* **Stored dataset items**:
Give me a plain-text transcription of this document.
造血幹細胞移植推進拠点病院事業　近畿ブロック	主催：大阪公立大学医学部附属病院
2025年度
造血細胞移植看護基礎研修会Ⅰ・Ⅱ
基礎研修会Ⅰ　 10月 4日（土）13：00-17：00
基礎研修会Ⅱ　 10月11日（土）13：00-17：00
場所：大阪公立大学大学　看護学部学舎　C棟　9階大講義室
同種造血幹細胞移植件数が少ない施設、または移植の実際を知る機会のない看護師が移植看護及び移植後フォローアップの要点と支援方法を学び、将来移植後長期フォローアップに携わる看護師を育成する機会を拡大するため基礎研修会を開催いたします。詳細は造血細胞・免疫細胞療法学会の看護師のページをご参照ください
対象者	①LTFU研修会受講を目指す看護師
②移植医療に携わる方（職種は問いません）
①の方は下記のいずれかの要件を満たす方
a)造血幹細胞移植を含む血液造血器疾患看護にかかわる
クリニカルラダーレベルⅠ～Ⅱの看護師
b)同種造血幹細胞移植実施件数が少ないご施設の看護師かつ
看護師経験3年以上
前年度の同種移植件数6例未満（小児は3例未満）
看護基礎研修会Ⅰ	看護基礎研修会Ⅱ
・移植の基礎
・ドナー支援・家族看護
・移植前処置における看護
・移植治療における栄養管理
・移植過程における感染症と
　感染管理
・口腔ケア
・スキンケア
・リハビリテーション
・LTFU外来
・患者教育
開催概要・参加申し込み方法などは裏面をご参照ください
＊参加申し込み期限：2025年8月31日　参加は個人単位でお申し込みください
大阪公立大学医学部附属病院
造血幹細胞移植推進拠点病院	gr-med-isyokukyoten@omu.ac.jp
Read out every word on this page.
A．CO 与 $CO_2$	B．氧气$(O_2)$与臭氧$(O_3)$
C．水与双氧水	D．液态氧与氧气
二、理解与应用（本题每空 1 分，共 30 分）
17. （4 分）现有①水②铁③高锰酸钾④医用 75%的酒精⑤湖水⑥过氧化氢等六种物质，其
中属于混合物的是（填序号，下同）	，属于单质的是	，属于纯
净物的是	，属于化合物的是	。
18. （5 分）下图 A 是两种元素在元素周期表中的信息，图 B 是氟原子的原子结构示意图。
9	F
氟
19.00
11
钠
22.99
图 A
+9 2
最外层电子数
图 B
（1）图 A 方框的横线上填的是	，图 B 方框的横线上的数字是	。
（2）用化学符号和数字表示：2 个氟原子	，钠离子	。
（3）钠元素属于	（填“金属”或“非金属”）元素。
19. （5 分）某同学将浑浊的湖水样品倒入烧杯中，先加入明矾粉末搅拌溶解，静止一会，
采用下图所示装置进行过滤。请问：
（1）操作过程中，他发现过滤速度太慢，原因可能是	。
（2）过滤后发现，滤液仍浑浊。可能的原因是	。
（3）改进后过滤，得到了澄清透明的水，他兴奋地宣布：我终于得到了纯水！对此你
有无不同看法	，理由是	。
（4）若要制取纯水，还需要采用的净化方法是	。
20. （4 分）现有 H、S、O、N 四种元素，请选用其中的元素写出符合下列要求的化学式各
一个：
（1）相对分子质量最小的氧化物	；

* **PROBLEM TO WORK ON**:
Your task is to extract all of the records exactly.

* **ANSWER TO THIS PROBLEM**:
Give me a plain-text transcription of this document.
造血幹細胞移植推進拠点病院事業　近畿ブロック	主催：大阪公立大学医学部附属病院
2025年度
造血細胞移植看護基礎研修会Ⅰ・Ⅱ
基礎研修会Ⅰ　 10月 4日（土）13：00-17：00
基礎研修会Ⅱ　 10月11日（土）13：00-17：00
場所：大阪公立大学大学　看護学部学舎　C棟　9階大講義室
同種造血幹細胞移植件数が少ない施設、または移植の実際を知る機会のない看護師が移植看護及び移植後フォローアップの要点と支援方法を学び、将来移植後長期フォローアップに携わる看護師を育成する機会を拡大するため基礎研修会を開催いたします。詳細は造血細胞・免疫細胞療法学会の看護師のページをご参照ください
対象者	①LTFU研修会受講を目指す看護師
②移植医療に携わる方（職種は問いません）
①の方は下記のいずれかの要件を満たす方
a)造血幹細胞移植を含む血液造血器疾患看護にかかわる
クリニカルラダーレベルⅠ～Ⅱの看護師
b)同種造血幹細胞移植実施件数が少ないご施設の看護師かつ
看護師経験3年以上
前年度の同種移植件数6例未満（小児は3例未満）
看護基礎研修会Ⅰ	看護基礎研修会Ⅱ
・移植の基礎
・ドナー支援・家族看護
・移植前処置における看護
・移植治療における栄養管理
・移植過程における感染症と
　感染管理
・口腔ケア
・スキンケア
・リハビリテーション
・LTFU外来
・患者教育
開催概要・参加申し込み方法などは裏面をご参照ください
＊参加申し込み期限：2025年8月31日　参加は個人単位でお申し込みください
大阪公立大学医学部附属病院
造血幹細胞移植推進拠点病院	gr-med-isyokukyoten@omu.ac.jp
Read out every word on this page.
A．CO 与 $CO_2$	B．氧气$(O_2)$与臭氧$(O_3)$
C．水与双氧水	D．液态氧与氧气
二、理解与应用（本题每空 1 分，共 30 分）
17. （4 分）现有①水②铁③高锰酸钾④医用 75%的酒精⑤湖水⑥过氧化氢等六种物质，其
中属于混合物的是（填序号，下同）	，属于单质的是	，属于纯
净物的是	，属于化合物的是	。
18. （5 分）下图 A 是两种元素在元素周期表中的信息，图 B 是氟原子的原子结构示意图。
9	F
氟
19.00
11
钠
22.99
图 A
+9 2
最外层电子数
图 B
（1）图 A 方框的横线上填的是	，图 B 方框的横线上的数字是	。
（2）用化学符号和数字表示：2 个氟原子	，钠离子	。
（3）钠元素属于	（填“金属”或“非金属”）元素。
19. （5 分）某同学将浑浊的湖水样品倒入烧杯中，先加入明矾粉末搅拌溶解，静止一会，
采用下图所示装置进行过滤。请问：
（1）操作过程中，他发现过滤速度太慢，原因可能是	。
（2）过滤后发现，滤液仍浑浊。可能的原因是	。
（3）改进后过滤，得到了澄清透明的水，他兴奋地宣布：我终于得到了纯水！对此你
有无不同看法	，理由是	。
（4）若要制取纯水，还需要采用的净化方法是	。
20. （4 分）现有 H、S、O、N 四种元素，请选用其中的元素写出符合下列要求的化学式各
一个：
（1）相对分子质量最小的氧化物	；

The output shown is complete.